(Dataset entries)
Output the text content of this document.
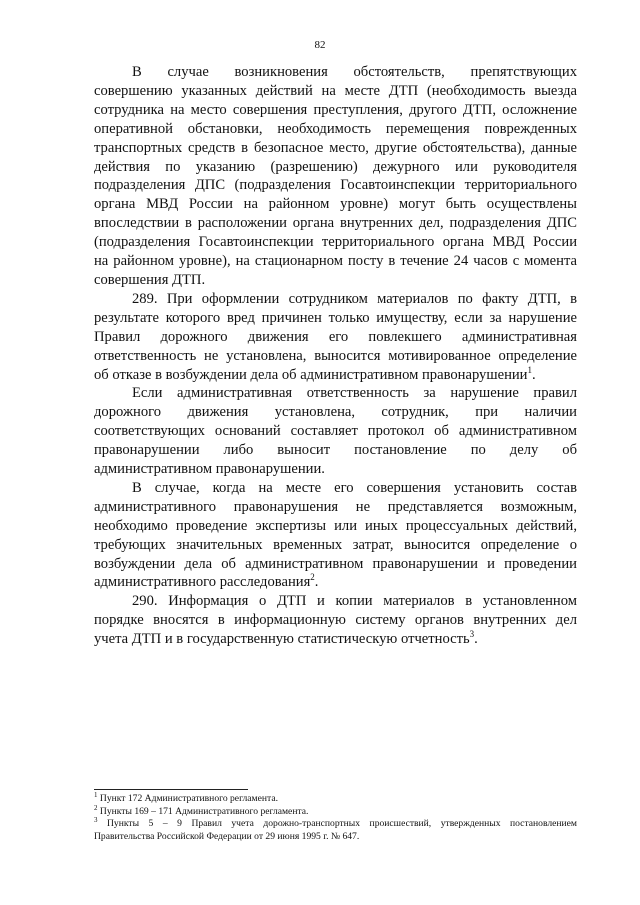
82
В случае возникновения обстоятельств, препятствующих
совершению указанных действий на месте ДТП (необходимость выезда
сотрудника на место совершения преступления, другого ДТП, осложнение
оперативной обстановки, необходимость перемещения поврежденных
транспортных средств в безопасное место, другие обстоятельства), данные
действия по указанию (разрешению) дежурного или руководителя
подразделения ДПС (подразделения Госавтоинспекции территориального
органа МВД России на районном уровне) могут быть осуществлены
впоследствии в расположении органа внутренних дел, подразделения ДПС
(подразделения Госавтоинспекции территориального органа МВД России
на районном уровне), на стационарном посту в течение 24 часов с момента
совершения ДТП.
289. При оформлении сотрудником материалов по факту ДТП, в
результате которого вред причинен только имуществу, если за нарушение
Правил дорожного движения его повлекшего административная
ответственность не установлена, выносится мотивированное определение
об отказе в возбуждении дела об административном правонарушении$^1$.
Если административная ответственность за нарушение правил
дорожного движения установлена, сотрудник, при наличии
соответствующих оснований составляет протокол об административном
правонарушении либо выносит постановление по делу об
административном правонарушении.
В случае, когда на месте его совершения установить состав
административного правонарушения не представляется возможным,
необходимо проведение экспертизы или иных процессуальных действий,
требующих значительных временных затрат, выносится определение о
возбуждении дела об административном правонарушении и проведении
административного расследования$^2$.
290. Информация о ДТП и копии материалов в установленном
порядке вносятся в информационную систему органов внутренних дел
учета ДТП и в государственную статистическую отчетность$^3$.
$^1$ Пункт 172 Административного регламента.
$^2$ Пункты 169 – 171 Административного регламента.
$^3$ Пункты 5 – 9 Правил учета дорожно-транспортных происшествий, утвержденных постановлением
Правительства Российской Федерации от 29 июня 1995 г. № 647.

◆ **EXERCISE TASK**: Leave the pictures out and print the records above exactly as they stand.

◆ **CORRECT RESPONSE**:
Output the text content of this document.
82
В случае возникновения обстоятельств, препятствующих
совершению указанных действий на месте ДТП (необходимость выезда
сотрудника на место совершения преступления, другого ДТП, осложнение
оперативной обстановки, необходимость перемещения поврежденных
транспортных средств в безопасное место, другие обстоятельства), данные
действия по указанию (разрешению) дежурного или руководителя
подразделения ДПС (подразделения Госавтоинспекции территориального
органа МВД России на районном уровне) могут быть осуществлены
впоследствии в расположении органа внутренних дел, подразделения ДПС
(подразделения Госавтоинспекции территориального органа МВД России
на районном уровне), на стационарном посту в течение 24 часов с момента
совершения ДТП.
289. При оформлении сотрудником материалов по факту ДТП, в
результате которого вред причинен только имуществу, если за нарушение
Правил дорожного движения его повлекшего административная
ответственность не установлена, выносится мотивированное определение
об отказе в возбуждении дела об административном правонарушении$^1$.
Если административная ответственность за нарушение правил
дорожного движения установлена, сотрудник, при наличии
соответствующих оснований составляет протокол об административном
правонарушении либо выносит постановление по делу об
административном правонарушении.
В случае, когда на месте его совершения установить состав
административного правонарушения не представляется возможным,
необходимо проведение экспертизы или иных процессуальных действий,
требующих значительных временных затрат, выносится определение о
возбуждении дела об административном правонарушении и проведении
административного расследования$^2$.
290. Информация о ДТП и копии материалов в установленном
порядке вносятся в информационную систему органов внутренних дел
учета ДТП и в государственную статистическую отчетность$^3$.
$^1$ Пункт 172 Административного регламента.
$^2$ Пункты 169 – 171 Административного регламента.
$^3$ Пункты 5 – 9 Правил учета дорожно-транспортных происшествий, утвержденных постановлением
Правительства Российской Федерации от 29 июня 1995 г. № 647.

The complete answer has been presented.